■ Tareas por resolver
A. Reproduce sin cambios el fragmento del texto sobre Uribe que va desde "En 2010, contra" hasta "de los votos.".
B. Según el texto sobre Uribe, ¿con qué porcentaje de los votos ganó su candidato las elecciones de 2010?

■ Texto fuente

——

En la medida en que Uribe ha consolidado su liderazgo político, sus rivales, conscientes de su imbatibilidad en la arena electoral, se concentraron en la descalificación personal, buscando la manera de sacarlo del escenario a través de montajes y persecuciones.

En 2010, contra todos los pronósticos, logró que su candidato, una persona inviable, con dificultades para comunicarse  y sin una sola idea propia, ganara las elecciones con el 69% de los votos.

Santos, sin el apoyo de Uribe, peleaba con el margen de error. Cuando se volvió uribista, pudo alcanzar la presidencia de la República.

En las elecciones de 2014, se designó a Zuluaga como candidato uribista. Otro pésimo aspirante, sin carisma y con cuestionamientos. A pesar de ello, Uribe se enfrentó al poderoso gobierno de Santos y logró ganar en la primera vuelta.

Si aquellas elecciones se perdieron en la segunda vuelta, fue por el influjo masivo de dineros de Odebrecht –fenómeno que después se vino a saber, también se había presentado en la candidatura de Zuluaga, sin conocimiento de Uribe-.

La gran campaña política de Álvaro Uribe fue la del plebiscito. En aquel certamen, se estaba jugando el todo por el todo. Se trataba de hacerle frente a un acuerdo nefasto y nocivo para la salud de la República.

Uribe tenía todo en contra. Enfrentaba a la maquinaria estatal, a las Farc haciendo proselitismo armado, a los grandes medios de comunicación y a los principales empresarios del país que estaban irrigando con miles de millones de pesos la campaña del SÍ.

No se amilanó. Estaba convencido de que la razón estaba de su lado. Su argumentación siempre fue la misma: la paz era necesaria, pero con un acuerdo distinto, en el que no se le entregara la democracia a una banda terrorista cuyos crímenes en la práctica iban a quedar impunes.

Las firmas encuestadoras, irresponsables y poco rigurosas, reflejaban una aplastante victoria del SÍ.

Los números no fruncieron el empeño ni el ánimo de Uribe quien continuó haciendo campaña contra viento y marea. Nuevamente el pueblo estuvo de su lado y ganó aquel plebiscito cuyo resultado fue robado por Santos, apoyado por su entonces vicepresidente Germán Vargas y su negociador, Humberto De la Calle.

——

■ Datos de entrada
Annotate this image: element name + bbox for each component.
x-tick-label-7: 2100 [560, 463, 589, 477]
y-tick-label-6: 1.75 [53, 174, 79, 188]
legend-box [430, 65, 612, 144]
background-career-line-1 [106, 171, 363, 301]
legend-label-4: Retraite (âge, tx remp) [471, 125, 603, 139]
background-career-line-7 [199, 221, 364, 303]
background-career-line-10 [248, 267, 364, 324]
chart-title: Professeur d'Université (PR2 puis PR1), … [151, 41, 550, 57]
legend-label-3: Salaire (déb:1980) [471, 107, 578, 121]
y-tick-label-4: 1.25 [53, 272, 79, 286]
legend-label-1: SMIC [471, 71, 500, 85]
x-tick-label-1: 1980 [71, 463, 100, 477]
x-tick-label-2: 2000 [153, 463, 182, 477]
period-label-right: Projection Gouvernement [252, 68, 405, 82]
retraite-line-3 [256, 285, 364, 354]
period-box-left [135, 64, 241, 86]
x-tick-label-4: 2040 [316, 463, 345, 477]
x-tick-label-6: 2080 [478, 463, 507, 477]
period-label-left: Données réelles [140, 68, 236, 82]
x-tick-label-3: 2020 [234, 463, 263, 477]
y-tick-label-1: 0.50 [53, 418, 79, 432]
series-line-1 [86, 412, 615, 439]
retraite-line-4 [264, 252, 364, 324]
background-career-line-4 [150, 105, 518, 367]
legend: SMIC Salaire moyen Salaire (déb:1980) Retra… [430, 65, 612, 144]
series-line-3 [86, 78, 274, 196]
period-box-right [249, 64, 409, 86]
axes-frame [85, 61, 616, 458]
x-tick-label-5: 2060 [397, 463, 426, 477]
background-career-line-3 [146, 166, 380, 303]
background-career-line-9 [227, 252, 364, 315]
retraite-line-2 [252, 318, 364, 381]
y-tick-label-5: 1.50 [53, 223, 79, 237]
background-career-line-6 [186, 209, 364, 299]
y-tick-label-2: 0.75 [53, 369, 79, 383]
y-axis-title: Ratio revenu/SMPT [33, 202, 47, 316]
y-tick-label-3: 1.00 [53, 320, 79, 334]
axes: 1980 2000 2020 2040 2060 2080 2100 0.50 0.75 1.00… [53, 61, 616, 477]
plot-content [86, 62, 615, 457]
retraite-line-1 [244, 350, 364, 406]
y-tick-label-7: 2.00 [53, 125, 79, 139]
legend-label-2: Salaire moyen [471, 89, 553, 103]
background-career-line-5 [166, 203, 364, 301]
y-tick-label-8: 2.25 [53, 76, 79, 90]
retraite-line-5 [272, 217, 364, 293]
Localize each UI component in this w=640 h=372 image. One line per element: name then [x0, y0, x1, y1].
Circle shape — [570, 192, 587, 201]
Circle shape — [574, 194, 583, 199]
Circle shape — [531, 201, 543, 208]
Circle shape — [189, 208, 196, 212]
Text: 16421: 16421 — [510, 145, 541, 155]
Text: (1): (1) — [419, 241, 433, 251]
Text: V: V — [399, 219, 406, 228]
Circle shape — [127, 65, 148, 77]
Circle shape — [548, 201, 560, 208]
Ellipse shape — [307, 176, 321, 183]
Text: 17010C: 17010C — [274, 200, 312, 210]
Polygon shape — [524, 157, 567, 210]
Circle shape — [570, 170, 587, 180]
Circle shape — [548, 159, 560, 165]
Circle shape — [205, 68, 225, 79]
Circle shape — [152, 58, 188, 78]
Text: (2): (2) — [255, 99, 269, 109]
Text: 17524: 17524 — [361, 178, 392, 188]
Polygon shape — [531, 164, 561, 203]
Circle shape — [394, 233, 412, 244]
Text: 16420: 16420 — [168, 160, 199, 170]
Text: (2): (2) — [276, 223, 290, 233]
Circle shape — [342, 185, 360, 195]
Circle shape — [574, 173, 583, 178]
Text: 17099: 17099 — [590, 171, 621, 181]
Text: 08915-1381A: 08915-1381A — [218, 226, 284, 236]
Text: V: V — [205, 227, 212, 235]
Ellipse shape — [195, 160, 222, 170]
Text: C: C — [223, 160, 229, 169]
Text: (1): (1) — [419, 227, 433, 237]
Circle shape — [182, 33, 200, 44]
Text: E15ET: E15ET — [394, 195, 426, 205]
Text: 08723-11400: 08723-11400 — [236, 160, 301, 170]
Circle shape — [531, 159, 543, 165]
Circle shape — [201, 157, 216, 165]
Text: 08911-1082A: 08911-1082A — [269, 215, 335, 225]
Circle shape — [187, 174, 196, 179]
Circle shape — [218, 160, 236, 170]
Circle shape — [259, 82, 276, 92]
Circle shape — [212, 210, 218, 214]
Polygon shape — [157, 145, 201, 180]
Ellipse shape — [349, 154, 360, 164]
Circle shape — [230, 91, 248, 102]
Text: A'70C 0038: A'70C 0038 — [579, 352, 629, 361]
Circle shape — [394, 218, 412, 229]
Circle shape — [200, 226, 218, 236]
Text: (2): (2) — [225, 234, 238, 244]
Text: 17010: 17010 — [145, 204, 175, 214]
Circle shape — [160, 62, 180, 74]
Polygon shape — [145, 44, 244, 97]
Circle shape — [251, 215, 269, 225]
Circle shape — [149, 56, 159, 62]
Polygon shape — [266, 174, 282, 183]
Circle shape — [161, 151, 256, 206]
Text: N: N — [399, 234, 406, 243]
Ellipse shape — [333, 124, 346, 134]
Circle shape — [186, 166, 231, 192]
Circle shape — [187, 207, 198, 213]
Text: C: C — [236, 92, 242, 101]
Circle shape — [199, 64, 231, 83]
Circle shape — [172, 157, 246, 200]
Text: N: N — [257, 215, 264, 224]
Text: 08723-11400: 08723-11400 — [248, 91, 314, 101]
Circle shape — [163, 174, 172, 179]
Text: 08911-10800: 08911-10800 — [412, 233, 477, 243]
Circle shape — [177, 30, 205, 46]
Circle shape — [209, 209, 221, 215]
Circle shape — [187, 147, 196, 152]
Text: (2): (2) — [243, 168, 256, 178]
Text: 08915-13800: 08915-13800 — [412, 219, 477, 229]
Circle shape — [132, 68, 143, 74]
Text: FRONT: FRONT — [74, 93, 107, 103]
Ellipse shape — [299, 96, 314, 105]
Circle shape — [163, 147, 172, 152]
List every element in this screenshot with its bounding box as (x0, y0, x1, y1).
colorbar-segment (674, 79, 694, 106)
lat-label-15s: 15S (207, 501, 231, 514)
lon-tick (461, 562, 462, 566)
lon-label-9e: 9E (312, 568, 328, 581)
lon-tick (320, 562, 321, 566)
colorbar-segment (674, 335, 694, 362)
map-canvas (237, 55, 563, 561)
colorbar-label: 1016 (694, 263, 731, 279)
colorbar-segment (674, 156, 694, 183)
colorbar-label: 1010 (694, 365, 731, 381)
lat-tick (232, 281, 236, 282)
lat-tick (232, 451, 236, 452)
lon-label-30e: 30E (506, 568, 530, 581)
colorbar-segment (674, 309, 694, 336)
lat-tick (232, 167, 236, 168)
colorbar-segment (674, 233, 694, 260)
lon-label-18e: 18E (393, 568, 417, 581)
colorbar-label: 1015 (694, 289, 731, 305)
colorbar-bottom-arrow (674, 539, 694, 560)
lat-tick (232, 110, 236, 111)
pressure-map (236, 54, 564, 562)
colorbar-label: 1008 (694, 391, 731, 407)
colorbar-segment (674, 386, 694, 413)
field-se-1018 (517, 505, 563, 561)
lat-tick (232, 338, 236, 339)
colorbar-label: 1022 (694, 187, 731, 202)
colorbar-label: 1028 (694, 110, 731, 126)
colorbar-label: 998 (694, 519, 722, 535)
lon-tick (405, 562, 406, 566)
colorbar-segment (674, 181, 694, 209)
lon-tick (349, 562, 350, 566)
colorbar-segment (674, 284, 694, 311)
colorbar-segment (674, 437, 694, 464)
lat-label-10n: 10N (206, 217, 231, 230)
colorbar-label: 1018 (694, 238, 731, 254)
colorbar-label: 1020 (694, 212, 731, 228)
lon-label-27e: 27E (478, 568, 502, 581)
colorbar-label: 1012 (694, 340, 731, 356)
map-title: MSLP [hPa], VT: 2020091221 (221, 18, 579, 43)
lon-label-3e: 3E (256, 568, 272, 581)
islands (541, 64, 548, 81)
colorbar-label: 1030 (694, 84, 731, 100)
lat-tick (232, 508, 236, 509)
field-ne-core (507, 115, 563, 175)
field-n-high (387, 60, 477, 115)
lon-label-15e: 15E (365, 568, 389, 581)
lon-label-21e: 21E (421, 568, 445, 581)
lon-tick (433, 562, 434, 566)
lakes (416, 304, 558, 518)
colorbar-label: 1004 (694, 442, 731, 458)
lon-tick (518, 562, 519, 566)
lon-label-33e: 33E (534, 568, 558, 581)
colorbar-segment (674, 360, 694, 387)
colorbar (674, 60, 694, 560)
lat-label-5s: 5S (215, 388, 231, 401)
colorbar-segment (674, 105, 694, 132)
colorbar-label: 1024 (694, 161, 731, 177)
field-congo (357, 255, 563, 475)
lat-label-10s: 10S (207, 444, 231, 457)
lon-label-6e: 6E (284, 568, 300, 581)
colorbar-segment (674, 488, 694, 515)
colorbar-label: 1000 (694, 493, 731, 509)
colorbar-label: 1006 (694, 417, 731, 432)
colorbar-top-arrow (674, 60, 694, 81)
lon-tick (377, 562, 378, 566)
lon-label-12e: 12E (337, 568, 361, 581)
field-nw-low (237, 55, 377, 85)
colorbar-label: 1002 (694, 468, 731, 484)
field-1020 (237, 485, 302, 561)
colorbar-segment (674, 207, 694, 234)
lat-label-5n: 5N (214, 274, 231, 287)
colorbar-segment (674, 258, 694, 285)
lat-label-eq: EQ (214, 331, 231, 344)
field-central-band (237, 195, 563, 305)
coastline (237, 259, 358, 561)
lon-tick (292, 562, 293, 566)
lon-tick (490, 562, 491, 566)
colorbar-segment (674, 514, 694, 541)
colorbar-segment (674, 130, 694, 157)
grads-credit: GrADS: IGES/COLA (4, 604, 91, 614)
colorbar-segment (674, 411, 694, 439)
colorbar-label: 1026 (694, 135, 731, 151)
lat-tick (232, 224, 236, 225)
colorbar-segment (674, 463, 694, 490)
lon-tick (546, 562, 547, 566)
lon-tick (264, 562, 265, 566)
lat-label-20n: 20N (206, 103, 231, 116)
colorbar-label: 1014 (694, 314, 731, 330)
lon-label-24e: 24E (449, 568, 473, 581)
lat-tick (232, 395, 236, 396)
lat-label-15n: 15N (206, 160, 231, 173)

——

■ Respuestas del ejercicio
A.
En 2010, contra todos los pronósticos, logró que su candidato, una persona inviable, con dificultades para comunicarse  y sin una sola idea propia, ganara las elecciones con el 69% de los votos.

B. Con el 69% de los votos.